== INFORMATION SHOWN ==
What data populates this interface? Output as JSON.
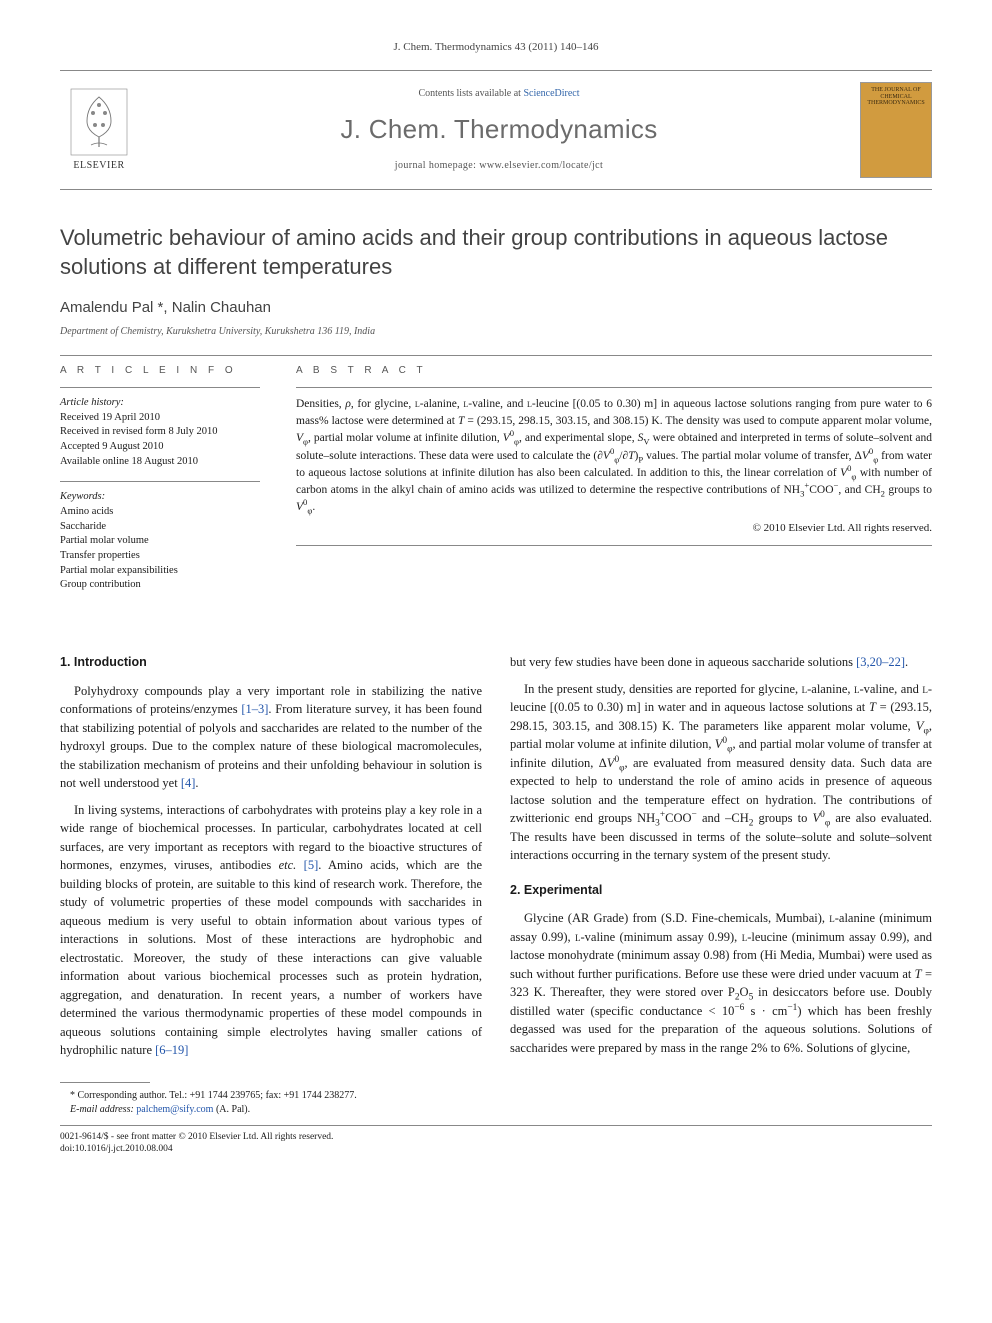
{
  "citation": "J. Chem. Thermodynamics 43 (2011) 140–146",
  "header": {
    "contents_prefix": "Contents lists available at ",
    "contents_link": "ScienceDirect",
    "journal": "J. Chem. Thermodynamics",
    "homepage_prefix": "journal homepage: ",
    "homepage": "www.elsevier.com/locate/jct",
    "publisher": "ELSEVIER",
    "cover_title": "THE JOURNAL OF CHEMICAL THERMODYNAMICS"
  },
  "title": "Volumetric behaviour of amino acids and their group contributions in aqueous lactose solutions at different temperatures",
  "authors": "Amalendu Pal *, Nalin Chauhan",
  "affiliation": "Department of Chemistry, Kurukshetra University, Kurukshetra 136 119, India",
  "info": {
    "label": "A R T I C L E   I N F O",
    "history_heading": "Article history:",
    "history": [
      "Received 19 April 2010",
      "Received in revised form 8 July 2010",
      "Accepted 9 August 2010",
      "Available online 18 August 2010"
    ],
    "keywords_heading": "Keywords:",
    "keywords": [
      "Amino acids",
      "Saccharide",
      "Partial molar volume",
      "Transfer properties",
      "Partial molar expansibilities",
      "Group contribution"
    ]
  },
  "abstract": {
    "label": "A B S T R A C T",
    "text_html": "Densities, <i>ρ</i>, for glycine, <span style='font-variant:small-caps'>l</span>-alanine, <span style='font-variant:small-caps'>l</span>-valine, and <span style='font-variant:small-caps'>l</span>-leucine [(0.05 to 0.30) m] in aqueous lactose solutions ranging from pure water to 6 mass% lactose were determined at <i>T</i> = (293.15, 298.15, 303.15, and 308.15) K. The density was used to compute apparent molar volume, <i>V</i><sub>φ</sub>, partial molar volume at infinite dilution, <i>V</i><sup>0</sup><sub>φ</sub>, and experimental slope, <i>S</i><sub>V</sub> were obtained and interpreted in terms of solute–solvent and solute–solute interactions. These data were used to calculate the (∂<i>V</i><sup>0</sup><sub>φ</sub>/∂<i>T</i>)<sub>P</sub> values. The partial molar volume of transfer, Δ<i>V</i><sup>0</sup><sub>φ</sub> from water to aqueous lactose solutions at infinite dilution has also been calculated. In addition to this, the linear correlation of <i>V</i><sup>0</sup><sub>φ</sub> with number of carbon atoms in the alkyl chain of amino acids was utilized to determine the respective contributions of NH<sub>3</sub><sup>+</sup>COO<sup>−</sup>, and CH<sub>2</sub> groups to <i>V</i><sup>0</sup><sub>φ</sub>.",
    "copyright": "© 2010 Elsevier Ltd. All rights reserved."
  },
  "section1": {
    "heading": "1. Introduction",
    "p1_html": "Polyhydroxy compounds play a very important role in stabilizing the native conformations of proteins/enzymes <span class='ref'>[1–3]</span>. From literature survey, it has been found that stabilizing potential of polyols and saccharides are related to the number of the hydroxyl groups. Due to the complex nature of these biological macromolecules, the stabilization mechanism of proteins and their unfolding behaviour in solution is not well understood yet <span class='ref'>[4]</span>.",
    "p2_html": "In living systems, interactions of carbohydrates with proteins play a key role in a wide range of biochemical processes. In particular, carbohydrates located at cell surfaces, are very important as receptors with regard to the bioactive structures of hormones, enzymes, viruses, antibodies <i>etc.</i> <span class='ref'>[5]</span>. Amino acids, which are the building blocks of protein, are suitable to this kind of research work. Therefore, the study of volumetric properties of these model compounds with saccharides in aqueous medium is very useful to obtain information about various types of interactions in solutions. Most of these interactions are hydrophobic and electrostatic. Moreover, the study of these interactions can give valuable information about various biochemical processes such as protein hydration, aggregation, and denaturation. In recent years, a number of workers have determined the various thermodynamic properties of these model compounds in aqueous solutions containing simple electrolytes having smaller cations of hydrophilic nature <span class='ref'>[6–19]</span>",
    "p3_html": "but very few studies have been done in aqueous saccharide solutions <span class='ref'>[3,20–22]</span>.",
    "p4_html": "In the present study, densities are reported for glycine, <span style='font-variant:small-caps'>l</span>-alanine, <span style='font-variant:small-caps'>l</span>-valine, and <span style='font-variant:small-caps'>l</span>-leucine [(0.05 to 0.30) m] in water and in aqueous lactose solutions at <i>T</i> = (293.15, 298.15, 303.15, and 308.15) K. The parameters like apparent molar volume, <i>V</i><sub>φ</sub>, partial molar volume at infinite dilution, <i>V</i><sup>0</sup><sub>φ</sub>, and partial molar volume of transfer at infinite dilution, Δ<i>V</i><sup>0</sup><sub>φ</sub>, are evaluated from measured density data. Such data are expected to help to understand the role of amino acids in presence of aqueous lactose solution and the temperature effect on hydration. The contributions of zwitterionic end groups NH<sub>3</sub><sup>+</sup>COO<sup>−</sup> and –CH<sub>2</sub> groups to <i>V</i><sup>0</sup><sub>φ</sub> are also evaluated. The results have been discussed in terms of the solute–solute and solute–solvent interactions occurring in the ternary system of the present study."
  },
  "section2": {
    "heading": "2. Experimental",
    "p1_html": "Glycine (AR Grade) from (S.D. Fine-chemicals, Mumbai), <span style='font-variant:small-caps'>l</span>-alanine (minimum assay 0.99), <span style='font-variant:small-caps'>l</span>-valine (minimum assay 0.99), <span style='font-variant:small-caps'>l</span>-leucine (minimum assay 0.99), and lactose monohydrate (minimum assay 0.98) from (Hi Media, Mumbai) were used as such without further purifications. Before use these were dried under vacuum at <i>T</i> = 323 K. Thereafter, they were stored over P<sub>2</sub>O<sub>5</sub> in desiccators before use. Doubly distilled water (specific conductance &lt; 10<sup>−6</sup> s · cm<sup>−1</sup>) which has been freshly degassed was used for the preparation of the aqueous solutions. Solutions of saccharides were prepared by mass in the range 2% to 6%. Solutions of glycine,"
  },
  "footnote": {
    "corresponding": "* Corresponding author. Tel.: +91 1744 239765; fax: +91 1744 238277.",
    "email_label": "E-mail address:",
    "email": "palchem@sify.com",
    "email_name": "(A. Pal)."
  },
  "footer": {
    "issn": "0021-9614/$ - see front matter © 2010 Elsevier Ltd. All rights reserved.",
    "doi": "doi:10.1016/j.jct.2010.08.004"
  },
  "colors": {
    "text": "#1a1a1a",
    "muted": "#555555",
    "journal_grey": "#6b6b6b",
    "link": "#2255aa",
    "cover_bg": "#d19b3f",
    "rule": "#888888"
  }
}
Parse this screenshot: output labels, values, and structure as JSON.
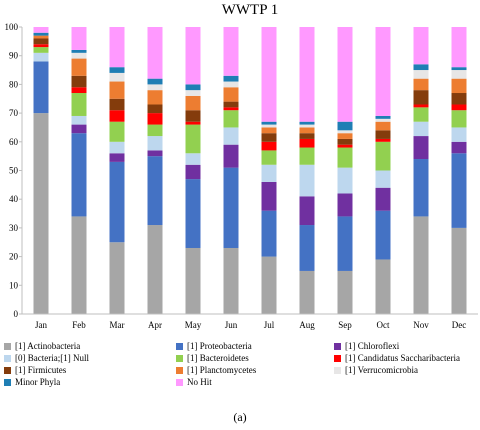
{
  "caption": "(a)",
  "chart_data": {
    "type": "bar",
    "stacked": true,
    "title": "WWTP 1",
    "xlabel": "",
    "ylabel": "",
    "ylim": [
      0,
      100
    ],
    "yticks": [
      0,
      10,
      20,
      30,
      40,
      50,
      60,
      70,
      80,
      90,
      100
    ],
    "grid": false,
    "legend_position": "bottom",
    "categories": [
      "Jan",
      "Feb",
      "Mar",
      "Apr",
      "May",
      "Jun",
      "Jul",
      "Aug",
      "Sep",
      "Oct",
      "Nov",
      "Dec"
    ],
    "series": [
      {
        "name": "[1] Actinobacteria",
        "color": "#a6a6a6",
        "values": [
          70,
          34,
          25,
          31,
          23,
          23,
          20,
          15,
          15,
          19,
          34,
          30
        ]
      },
      {
        "name": "[1] Proteobacteria",
        "color": "#4472c4",
        "values": [
          18,
          29,
          28,
          24,
          24,
          28,
          16,
          16,
          19,
          17,
          20,
          26
        ]
      },
      {
        "name": "[1] Chloroflexi",
        "color": "#7030a0",
        "values": [
          0,
          3,
          3,
          2,
          5,
          8,
          10,
          10,
          8,
          8,
          8,
          4
        ]
      },
      {
        "name": "[0] Bacteria;[1] Null",
        "color": "#bdd7ee",
        "values": [
          3,
          3,
          4,
          5,
          4,
          6,
          6,
          11,
          9,
          6,
          5,
          5
        ]
      },
      {
        "name": "[1] Bacteroidetes",
        "color": "#92d050",
        "values": [
          2,
          8,
          7,
          4,
          10,
          6,
          5,
          6,
          7,
          10,
          5,
          6
        ]
      },
      {
        "name": "[1] Candidatus Saccharibacteria",
        "color": "#ff0000",
        "values": [
          1,
          2,
          4,
          4,
          1,
          1,
          3,
          3,
          1,
          1,
          1,
          2
        ]
      },
      {
        "name": "[1] Firmicutes",
        "color": "#843c0c",
        "values": [
          2,
          4,
          4,
          3,
          4,
          2,
          3,
          2,
          2,
          3,
          5,
          4
        ]
      },
      {
        "name": "[1] Planctomycetes",
        "color": "#ed7d31",
        "values": [
          1,
          6,
          6,
          5,
          5,
          5,
          2,
          2,
          2,
          3,
          4,
          5
        ]
      },
      {
        "name": "[1] Verrucomicrobia",
        "color": "#e7e6e6",
        "values": [
          0,
          2,
          3,
          2,
          2,
          2,
          1,
          1,
          1,
          1,
          3,
          3
        ]
      },
      {
        "name": "Minor Phyla",
        "color": "#1f7eb4",
        "values": [
          1,
          1,
          2,
          2,
          2,
          2,
          1,
          1,
          3,
          1,
          2,
          1
        ]
      },
      {
        "name": "No Hit",
        "color": "#ff99ff",
        "values": [
          2,
          8,
          14,
          18,
          20,
          17,
          33,
          33,
          33,
          31,
          13,
          14
        ]
      }
    ]
  }
}
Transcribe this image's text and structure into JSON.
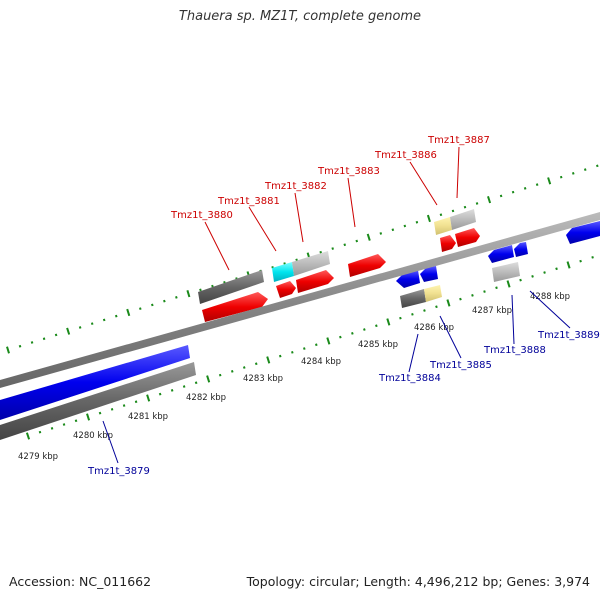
===
- **WHAT IS REQUIRED**: Return every line of the preceding records in which the word "homepage" appears.

- **RESPONSE AREA**:
    "homepage_prefix": "journal homepage: ",
    "homepage": "www.elsevier.com/locate/jct",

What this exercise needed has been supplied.